§ **DIRECTION**
Exclude the pictures; give every entry again exactly as written.

++++

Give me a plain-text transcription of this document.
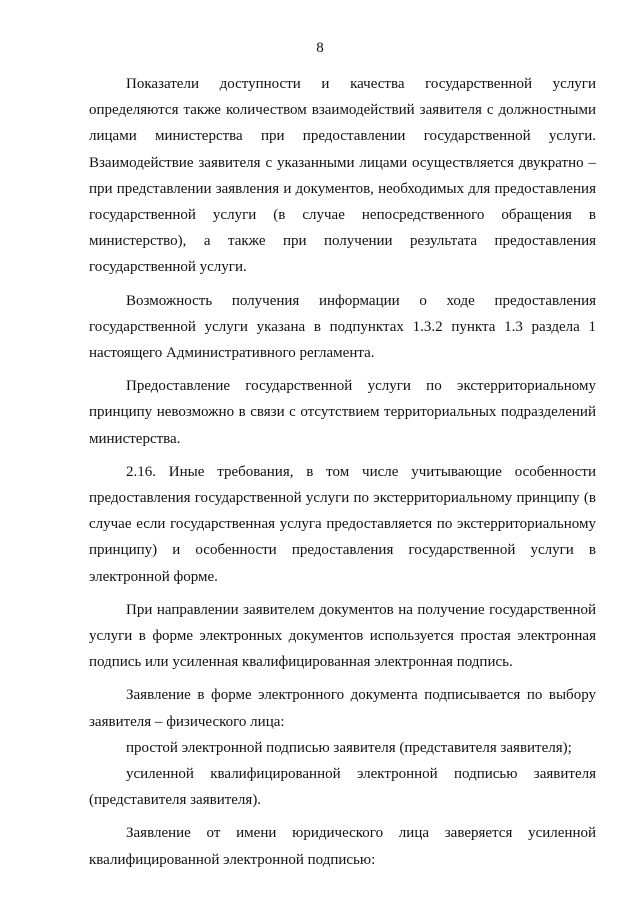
8

Показатели доступности и качества государственной услуги определяются также количеством взаимодействий заявителя с должностными лицами министерства при предоставлении государственной услуги. Взаимодействие заявителя с указанными лицами осуществляется двукратно – при представлении заявления и документов, необходимых для предоставления государственной услуги (в случае непосредственного обращения в министерство), а также при получении результата предоставления государственной услуги.

Возможность получения информации о ходе предоставления государственной услуги указана в подпунктах 1.3.2 пункта 1.3 раздела 1 настоящего Административного регламента.

Предоставление государственной услуги по экстерриториальному принципу невозможно в связи с отсутствием территориальных подразделений министерства.

2.16. Иные требования, в том числе учитывающие особенности предоставления государственной услуги по экстерриториальному принципу (в случае если государственная услуга предоставляется по экстерриториальному принципу) и особенности предоставления государственной услуги в электронной форме.

При направлении заявителем документов на получение государственной услуги в форме электронных документов используется простая электронная подпись или усиленная квалифицированная электронная подпись.

Заявление в форме электронного документа подписывается по выбору заявителя – физического лица:

простой электронной подписью заявителя (представителя заявителя);

усиленной квалифицированной электронной подписью заявителя (представителя заявителя).

Заявление от имени юридического лица заверяется усиленной квалифицированной электронной подписью:
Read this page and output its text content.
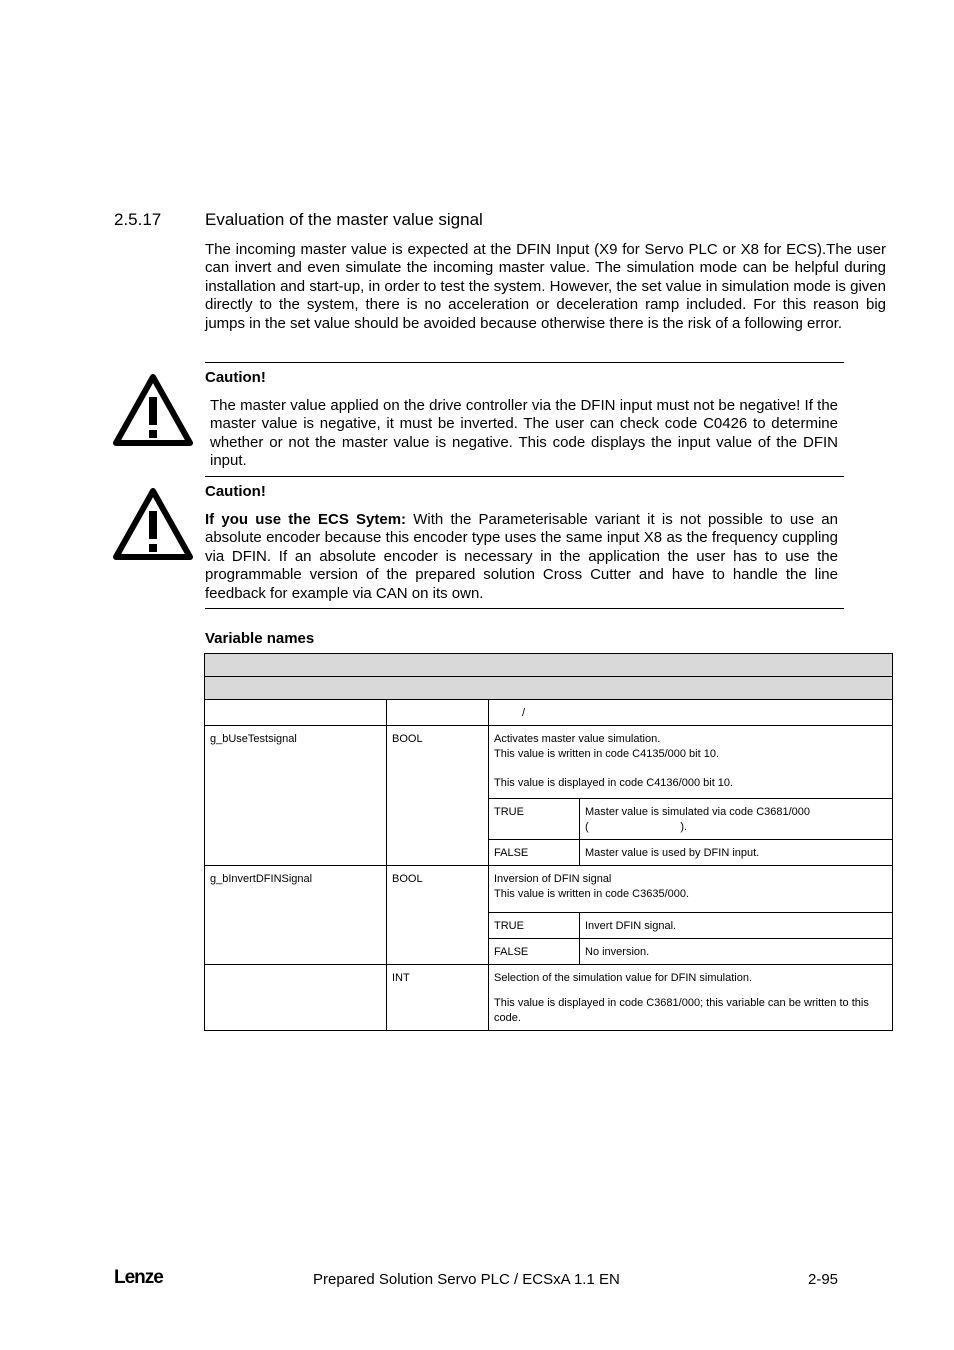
2.5.17	Evaluation of the master value signal
The incoming master value is expected at the DFIN Input (X9 for Servo PLC or X8 for ECS).The user can invert and even simulate the incoming master value. The simulation mode can be helpful during installation and start-up, in order to test the system. However, the set value in simulation mode is given directly to the system, there is no acceleration or deceleration ramp included. For this reason big jumps in the set value should be avoided because otherwise there is the risk of a following error.
Caution!
The master value applied on the drive controller via the DFIN input must not be negative! If the master value is negative, it must be inverted. The user can check code C0426 to determine whether or not the master value is negative. This code displays the input value of the DFIN input.
Caution!
If you use the ECS Sytem: With the Parameterisable variant it is not possible to use an absolute encoder because this encoder type uses the same input X8 as the frequency cuppling via DFIN. If an absolute encoder is necessary in the application the user has to use the programmable version of the prepared solution Cross Cutter and have to handle the line feedback for example via CAN on its own.
Variable names

		/	
g_bUseTestsignal	BOOL	Activates master value simulation.
This value is written in code C4135/000 bit 10.
This value is displayed in code C4136/000 bit 10.	

		TRUE	Master value is simulated via code C3681/000
(                              ).

		FALSE	Master value is used by DFIN input.
g_bInvertDFINSignal	BOOL	Inversion of DFIN signal
This value is written in code C3635/000.	

		TRUE	Invert DFIN signal.
		FALSE	No inversion.
	INT	Selection of the simulation value for DFIN simulation.
This value is displayed in code C3681/000; this variable can be written to this code.	
Lenze	Prepared Solution Servo PLC / ECSxA 1.1 EN	2-95
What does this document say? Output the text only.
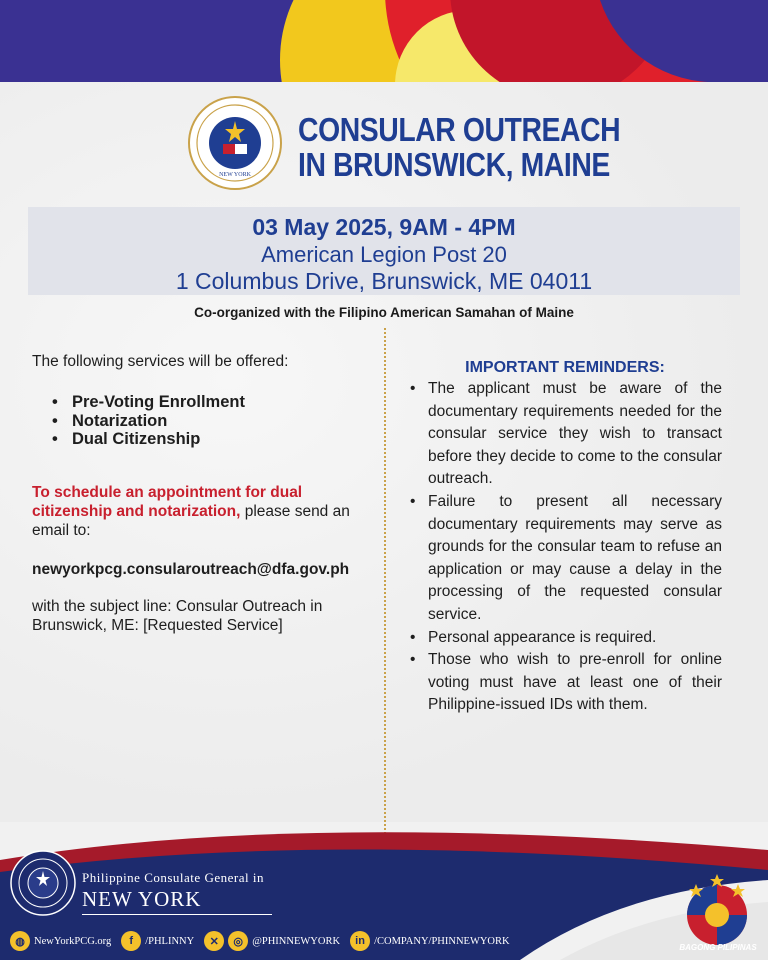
NEW YORK
CONSULAR OUTREACH
IN BRUNSWICK, MAINE
03 May 2025, 9AM - 4PM
American Legion Post 20
1 Columbus Drive, Brunswick, ME 04011
Co-organized with the Filipino American Samahan of Maine
The following services will be offered:
• Pre-Voting Enrollment
• Notarization
• Dual Citizenship
To schedule an appointment for dual citizenship and notarization, please send an email to:
newyorkpcg.consularoutreach@dfa.gov.ph
with the subject line: Consular Outreach in Brunswick, ME: [Requested Service]
IMPORTANT REMINDERS:
• The applicant must be aware of the documentary requirements needed for the consular service they wish to transact before they decide to come to the consular outreach.
• Failure to present all necessary documentary requirements may serve as grounds for the consular team to refuse an application or may cause a delay in the processing of the requested consular service.
• Personal appearance is required.
• Those who wish to pre-enroll for online voting must have at least one of their Philippine-issued IDs with them.
Philippine Consulate General in
NEW YORK
◍ NewYorkPCG.org	f	/PHLINNY	✕	◎ @PHINNEWYORK	in /COMPANY/PHINNEWYORK
BAGONG PILIPINAS
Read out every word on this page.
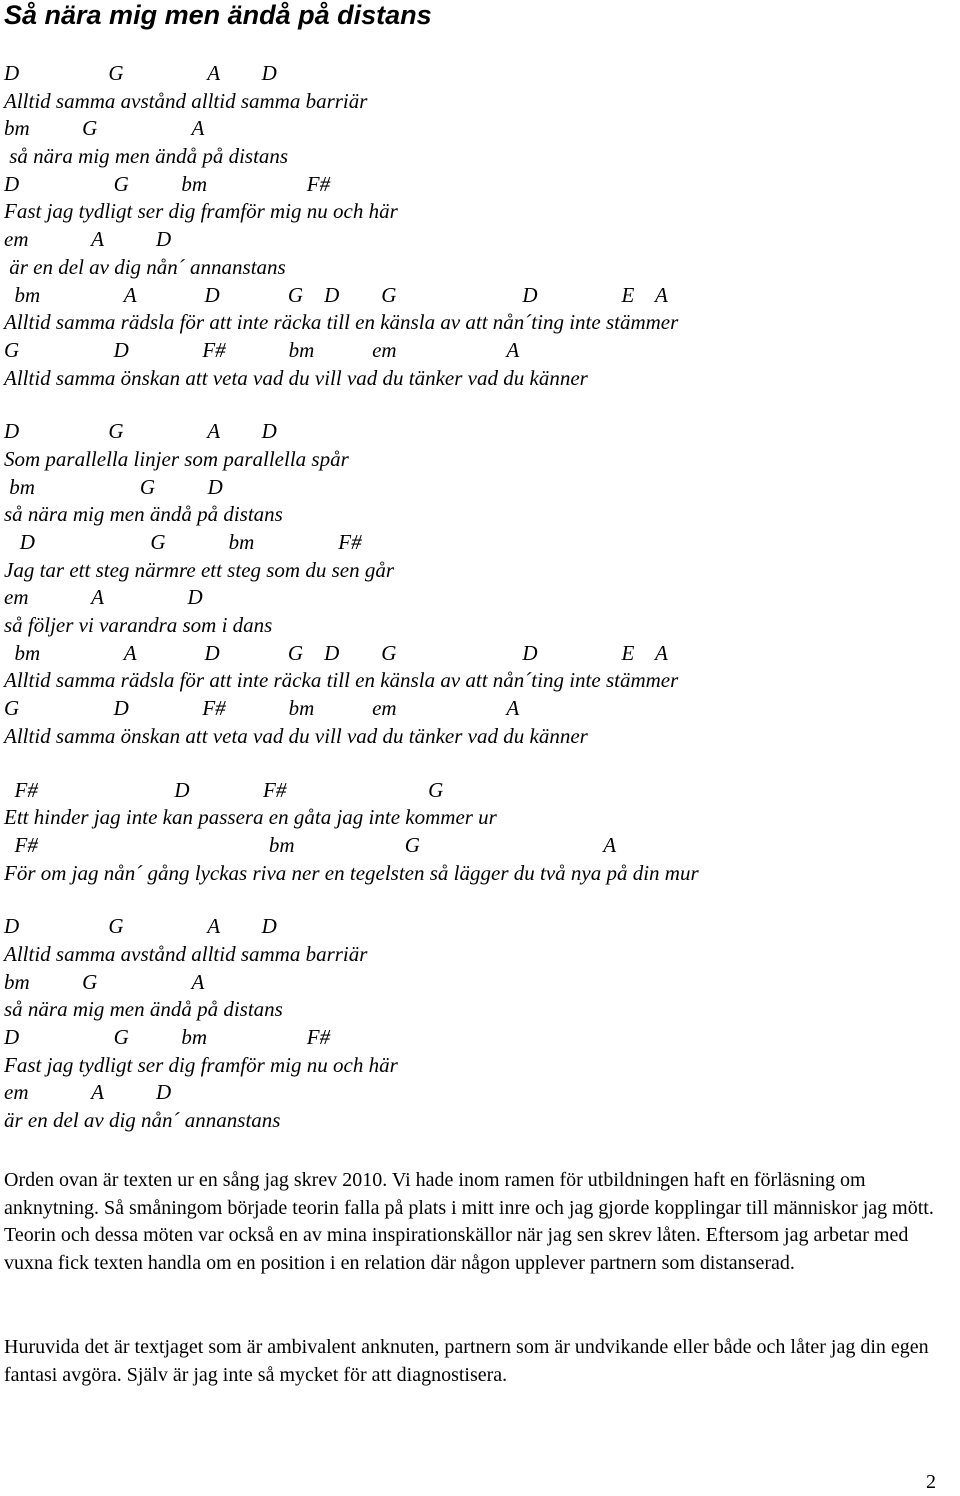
Så nära mig men ändå på distans
D                 G                A        D
Alltid samma avstånd alltid samma barriär
bm          G                  A
så nära mig men ändå på distans
D                  G          bm                   F#
Fast jag tydligt ser dig framför mig nu och här
em            A          D
är en del av dig nån´ annanstans
bm                A             D             G    D        G                        D                E    A
Alltid samma rädsla för att inte räcka till en känsla av att nån´ting inte stämmer
G                  D              F#            bm           em                     A
Alltid samma önskan att veta vad du vill vad du tänker vad du känner
D                 G                A        D
Som parallella linjer som parallella spår
bm                    G          D
så nära mig men ändå på distans
D                      G            bm                F#
Jag tar ett steg närmre ett steg som du sen går
em            A                D
så följer vi varandra som i dans
bm                A             D             G    D        G                        D                E    A
Alltid samma rädsla för att inte räcka till en känsla av att nån´ting inte stämmer
G                  D              F#            bm           em                     A
Alltid samma önskan att veta vad du vill vad du tänker vad du känner
F#                          D              F#                           G
Ett hinder jag inte kan passera en gåta jag inte kommer ur
F#                                            bm                     G                                   A
För om jag nån´ gång lyckas riva ner en tegelsten så lägger du två nya på din mur
D                 G                A        D
Alltid samma avstånd alltid samma barriär
bm          G                  A
så nära mig men ändå på distans
D                  G          bm                   F#
Fast jag tydligt ser dig framför mig nu och här
em            A          D
är en del av dig nån´ annanstans

Orden ovan är texten ur en sång jag skrev 2010. Vi hade inom ramen för utbildningen haft en förläsning om anknytning. Så småningom började teorin falla på plats i mitt inre och jag gjorde kopplingar till människor jag mött. Teorin och dessa möten var också en av mina inspirationskällor när jag sen skrev låten. Eftersom jag arbetar med vuxna fick texten handla om en position i en relation där någon upplever partnern som distanserad.

Huruvida det är textjaget som är ambivalent anknuten, partnern som är undvikande eller både och låter jag din egen fantasi avgöra. Själv är jag inte så mycket för att diagnostisera.

2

++++

§ **OUTPUT OF THE EXERCISE**
Give me a plain-text transcription of this document.
8

Показатели доступности и качества государственной услуги определяются также количеством взаимодействий заявителя с должностными лицами министерства при предоставлении государственной услуги. Взаимодействие заявителя с указанными лицами осуществляется двукратно – при представлении заявления и документов, необходимых для предоставления государственной услуги (в случае непосредственного обращения в министерство), а также при получении результата предоставления государственной услуги.

Возможность получения информации о ходе предоставления государственной услуги указана в подпунктах 1.3.2 пункта 1.3 раздела 1 настоящего Административного регламента.

Предоставление государственной услуги по экстерриториальному принципу невозможно в связи с отсутствием территориальных подразделений министерства.

2.16. Иные требования, в том числе учитывающие особенности предоставления государственной услуги по экстерриториальному принципу (в случае если государственная услуга предоставляется по экстерриториальному принципу) и особенности предоставления государственной услуги в электронной форме.

При направлении заявителем документов на получение государственной услуги в форме электронных документов используется простая электронная подпись или усиленная квалифицированная электронная подпись.

Заявление в форме электронного документа подписывается по выбору заявителя – физического лица:

простой электронной подписью заявителя (представителя заявителя);

усиленной квалифицированной электронной подписью заявителя (представителя заявителя).

Заявление от имени юридического лица заверяется усиленной квалифицированной электронной подписью:
Read this page and output its text content.
2.5.17	Evaluation of the master value signal
The incoming master value is expected at the DFIN Input (X9 for Servo PLC or X8 for ECS).The user can invert and even simulate the incoming master value. The simulation mode can be helpful during installation and start-up, in order to test the system. However, the set value in simulation mode is given directly to the system, there is no acceleration or deceleration ramp included. For this reason big jumps in the set value should be avoided because otherwise there is the risk of a following error.
Caution!
The master value applied on the drive controller via the DFIN input must not be negative! If the master value is negative, it must be inverted. The user can check code C0426 to determine whether or not the master value is negative. This code displays the input value of the DFIN input.
Caution!
If you use the ECS Sytem: With the Parameterisable variant it is not possible to use an absolute encoder because this encoder type uses the same input X8 as the frequency cuppling via DFIN. If an absolute encoder is necessary in the application the user has to use the programmable version of the prepared solution Cross Cutter and have to handle the line feedback for example via CAN on its own.
Variable names

		/	
g_bUseTestsignal	BOOL	Activates master value simulation.
This value is written in code C4135/000 bit 10.
This value is displayed in code C4136/000 bit 10.	

		TRUE	Master value is simulated via code C3681/000
(                              ).

		FALSE	Master value is used by DFIN input.
g_bInvertDFINSignal	BOOL	Inversion of DFIN signal
This value is written in code C3635/000.	

		TRUE	Invert DFIN signal.
		FALSE	No inversion.
	INT	Selection of the simulation value for DFIN simulation.
This value is displayed in code C3681/000; this variable can be written to this code.	
Lenze	Prepared Solution Servo PLC / ECSxA 1.1 EN	2-95
What does this document say? Output the text only.
NEW YORK
CONSULAR OUTREACH
IN BRUNSWICK, MAINE
03 May 2025, 9AM - 4PM
American Legion Post 20
1 Columbus Drive, Brunswick, ME 04011
Co-organized with the Filipino American Samahan of Maine
The following services will be offered:
• Pre-Voting Enrollment
• Notarization
• Dual Citizenship
To schedule an appointment for dual citizenship and notarization, please send an email to:
newyorkpcg.consularoutreach@dfa.gov.ph
with the subject line: Consular Outreach in Brunswick, ME: [Requested Service]
IMPORTANT REMINDERS:
• The applicant must be aware of the documentary requirements needed for the consular service they wish to transact before they decide to come to the consular outreach.
• Failure to present all necessary documentary requirements may serve as grounds for the consular team to refuse an application or may cause a delay in the processing of the requested consular service.
• Personal appearance is required.
• Those who wish to pre-enroll for online voting must have at least one of their Philippine-issued IDs with them.
Philippine Consulate General in
NEW YORK
◍ NewYorkPCG.org	f	/PHLINNY	✕	◎ @PHINNEWYORK	in /COMPANY/PHINNEWYORK
BAGONG PILIPINAS
Read out every word on this page.
Så nära mig men ändå på distans
D                 G                A        D
Alltid samma avstånd alltid samma barriär
bm          G                  A
så nära mig men ändå på distans
D                  G          bm                   F#
Fast jag tydligt ser dig framför mig nu och här
em            A          D
är en del av dig nån´ annanstans
bm                A             D             G    D        G                        D                E    A
Alltid samma rädsla för att inte räcka till en känsla av att nån´ting inte stämmer
G                  D              F#            bm           em                     A
Alltid samma önskan att veta vad du vill vad du tänker vad du känner
D                 G                A        D
Som parallella linjer som parallella spår
bm                    G          D
så nära mig men ändå på distans
D                      G            bm                F#
Jag tar ett steg närmre ett steg som du sen går
em            A                D
så följer vi varandra som i dans
bm                A             D             G    D        G                        D                E    A
Alltid samma rädsla för att inte räcka till en känsla av att nån´ting inte stämmer
G                  D              F#            bm           em                     A
Alltid samma önskan att veta vad du vill vad du tänker vad du känner
F#                          D              F#                           G
Ett hinder jag inte kan passera en gåta jag inte kommer ur
F#                                            bm                     G                                   A
För om jag nån´ gång lyckas riva ner en tegelsten så lägger du två nya på din mur
D                 G                A        D
Alltid samma avstånd alltid samma barriär
bm          G                  A
så nära mig men ändå på distans
D                  G          bm                   F#
Fast jag tydligt ser dig framför mig nu och här
em            A          D
är en del av dig nån´ annanstans

Orden ovan är texten ur en sång jag skrev 2010. Vi hade inom ramen för utbildningen haft en förläsning om anknytning. Så småningom började teorin falla på plats i mitt inre och jag gjorde kopplingar till människor jag mött. Teorin och dessa möten var också en av mina inspirationskällor när jag sen skrev låten. Eftersom jag arbetar med vuxna fick texten handla om en position i en relation där någon upplever partnern som distanserad.

Huruvida det är textjaget som är ambivalent anknuten, partnern som är undvikande eller både och låter jag din egen fantasi avgöra. Själv är jag inte så mycket för att diagnostisera.

2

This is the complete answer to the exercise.